Write out the entries again exactly as they are given.

::: DATA EXCERPTS

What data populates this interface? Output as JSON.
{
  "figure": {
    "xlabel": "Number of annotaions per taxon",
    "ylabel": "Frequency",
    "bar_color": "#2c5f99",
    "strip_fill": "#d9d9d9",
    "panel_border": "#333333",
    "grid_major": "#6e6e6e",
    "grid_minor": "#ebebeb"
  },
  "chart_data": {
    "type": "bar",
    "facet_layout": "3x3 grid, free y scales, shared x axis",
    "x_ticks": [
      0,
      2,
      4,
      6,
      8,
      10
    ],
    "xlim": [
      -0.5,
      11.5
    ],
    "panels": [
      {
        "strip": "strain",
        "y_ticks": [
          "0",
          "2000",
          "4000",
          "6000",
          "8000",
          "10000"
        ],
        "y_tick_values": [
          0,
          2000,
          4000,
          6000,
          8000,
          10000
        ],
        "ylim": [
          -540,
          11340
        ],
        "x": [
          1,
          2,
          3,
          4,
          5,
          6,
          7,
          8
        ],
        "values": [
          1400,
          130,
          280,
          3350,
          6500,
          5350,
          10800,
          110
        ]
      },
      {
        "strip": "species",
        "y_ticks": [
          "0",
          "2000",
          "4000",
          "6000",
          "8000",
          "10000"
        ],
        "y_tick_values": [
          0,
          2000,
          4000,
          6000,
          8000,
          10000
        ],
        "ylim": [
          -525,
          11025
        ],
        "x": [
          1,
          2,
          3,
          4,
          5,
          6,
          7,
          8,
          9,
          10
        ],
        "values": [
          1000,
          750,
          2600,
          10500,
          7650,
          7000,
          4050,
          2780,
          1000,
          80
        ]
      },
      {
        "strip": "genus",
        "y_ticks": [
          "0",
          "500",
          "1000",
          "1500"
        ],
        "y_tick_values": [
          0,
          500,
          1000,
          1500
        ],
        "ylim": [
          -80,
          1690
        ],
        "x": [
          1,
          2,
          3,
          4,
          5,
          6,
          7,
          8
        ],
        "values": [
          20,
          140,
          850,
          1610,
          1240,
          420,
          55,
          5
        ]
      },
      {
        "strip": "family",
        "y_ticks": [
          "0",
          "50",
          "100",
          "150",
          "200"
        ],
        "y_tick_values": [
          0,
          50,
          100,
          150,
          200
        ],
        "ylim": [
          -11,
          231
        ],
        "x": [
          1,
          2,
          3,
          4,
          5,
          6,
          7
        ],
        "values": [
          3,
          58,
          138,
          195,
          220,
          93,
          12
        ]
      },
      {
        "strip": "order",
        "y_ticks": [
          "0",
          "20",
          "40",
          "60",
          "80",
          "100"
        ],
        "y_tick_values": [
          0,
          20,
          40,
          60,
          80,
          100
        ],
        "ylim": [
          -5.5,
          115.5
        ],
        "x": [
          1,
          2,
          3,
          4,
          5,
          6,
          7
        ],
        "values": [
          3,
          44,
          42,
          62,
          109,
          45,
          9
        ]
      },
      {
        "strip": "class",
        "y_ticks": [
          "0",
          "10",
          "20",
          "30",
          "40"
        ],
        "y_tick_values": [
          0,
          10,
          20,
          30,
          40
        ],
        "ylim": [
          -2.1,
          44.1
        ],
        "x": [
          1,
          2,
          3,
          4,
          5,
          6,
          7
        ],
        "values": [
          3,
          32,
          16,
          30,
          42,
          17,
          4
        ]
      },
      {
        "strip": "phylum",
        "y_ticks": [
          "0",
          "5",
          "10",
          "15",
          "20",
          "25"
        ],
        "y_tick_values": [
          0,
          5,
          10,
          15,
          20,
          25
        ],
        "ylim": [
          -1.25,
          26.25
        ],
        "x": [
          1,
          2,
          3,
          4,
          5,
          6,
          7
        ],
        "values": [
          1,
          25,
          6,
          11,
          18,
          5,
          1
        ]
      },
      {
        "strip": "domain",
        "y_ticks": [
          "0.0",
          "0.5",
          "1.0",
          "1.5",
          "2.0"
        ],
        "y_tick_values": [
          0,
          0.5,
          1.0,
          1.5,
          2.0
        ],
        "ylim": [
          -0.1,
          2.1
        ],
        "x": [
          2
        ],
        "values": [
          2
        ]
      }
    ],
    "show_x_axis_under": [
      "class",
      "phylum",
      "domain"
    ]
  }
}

::::::

(WRITTEN SOLUTION):
What data populates this interface? Output as JSON.
{
  "figure": {
    "xlabel": "Number of annotaions per taxon",
    "ylabel": "Frequency",
    "bar_color": "#2c5f99",
    "strip_fill": "#d9d9d9",
    "panel_border": "#333333",
    "grid_major": "#6e6e6e",
    "grid_minor": "#ebebeb"
  },
  "chart_data": {
    "type": "bar",
    "facet_layout": "3x3 grid, free y scales, shared x axis",
    "x_ticks": [
      0,
      2,
      4,
      6,
      8,
      10
    ],
    "xlim": [
      -0.5,
      11.5
    ],
    "panels": [
      {
        "strip": "strain",
        "y_ticks": [
          "0",
          "2000",
          "4000",
          "6000",
          "8000",
          "10000"
        ],
        "y_tick_values": [
          0,
          2000,
          4000,
          6000,
          8000,
          10000
        ],
        "ylim": [
          -540,
          11340
        ],
        "x": [
          1,
          2,
          3,
          4,
          5,
          6,
          7,
          8
        ],
        "values": [
          1400,
          130,
          280,
          3350,
          6500,
          5350,
          10800,
          110
        ]
      },
      {
        "strip": "species",
        "y_ticks": [
          "0",
          "2000",
          "4000",
          "6000",
          "8000",
          "10000"
        ],
        "y_tick_values": [
          0,
          2000,
          4000,
          6000,
          8000,
          10000
        ],
        "ylim": [
          -525,
          11025
        ],
        "x": [
          1,
          2,
          3,
          4,
          5,
          6,
          7,
          8,
          9,
          10
        ],
        "values": [
          1000,
          750,
          2600,
          10500,
          7650,
          7000,
          4050,
          2780,
          1000,
          80
        ]
      },
      {
        "strip": "genus",
        "y_ticks": [
          "0",
          "500",
          "1000",
          "1500"
        ],
        "y_tick_values": [
          0,
          500,
          1000,
          1500
        ],
        "ylim": [
          -80,
          1690
        ],
        "x": [
          1,
          2,
          3,
          4,
          5,
          6,
          7,
          8
        ],
        "values": [
          20,
          140,
          850,
          1610,
          1240,
          420,
          55,
          5
        ]
      },
      {
        "strip": "family",
        "y_ticks": [
          "0",
          "50",
          "100",
          "150",
          "200"
        ],
        "y_tick_values": [
          0,
          50,
          100,
          150,
          200
        ],
        "ylim": [
          -11,
          231
        ],
        "x": [
          1,
          2,
          3,
          4,
          5,
          6,
          7
        ],
        "values": [
          3,
          58,
          138,
          195,
          220,
          93,
          12
        ]
      },
      {
        "strip": "order",
        "y_ticks": [
          "0",
          "20",
          "40",
          "60",
          "80",
          "100"
        ],
        "y_tick_values": [
          0,
          20,
          40,
          60,
          80,
          100
        ],
        "ylim": [
          -5.5,
          115.5
        ],
        "x": [
          1,
          2,
          3,
          4,
          5,
          6,
          7
        ],
        "values": [
          3,
          44,
          42,
          62,
          109,
          45,
          9
        ]
      },
      {
        "strip": "class",
        "y_ticks": [
          "0",
          "10",
          "20",
          "30",
          "40"
        ],
        "y_tick_values": [
          0,
          10,
          20,
          30,
          40
        ],
        "ylim": [
          -2.1,
          44.1
        ],
        "x": [
          1,
          2,
          3,
          4,
          5,
          6,
          7
        ],
        "values": [
          3,
          32,
          16,
          30,
          42,
          17,
          4
        ]
      },
      {
        "strip": "phylum",
        "y_ticks": [
          "0",
          "5",
          "10",
          "15",
          "20",
          "25"
        ],
        "y_tick_values": [
          0,
          5,
          10,
          15,
          20,
          25
        ],
        "ylim": [
          -1.25,
          26.25
        ],
        "x": [
          1,
          2,
          3,
          4,
          5,
          6,
          7
        ],
        "values": [
          1,
          25,
          6,
          11,
          18,
          5,
          1
        ]
      },
      {
        "strip": "domain",
        "y_ticks": [
          "0.0",
          "0.5",
          "1.0",
          "1.5",
          "2.0"
        ],
        "y_tick_values": [
          0,
          0.5,
          1.0,
          1.5,
          2.0
        ],
        "ylim": [
          -0.1,
          2.1
        ],
        "x": [
          2
        ],
        "values": [
          2
        ]
      }
    ],
    "show_x_axis_under": [
      "class",
      "phylum",
      "domain"
    ]
  }
}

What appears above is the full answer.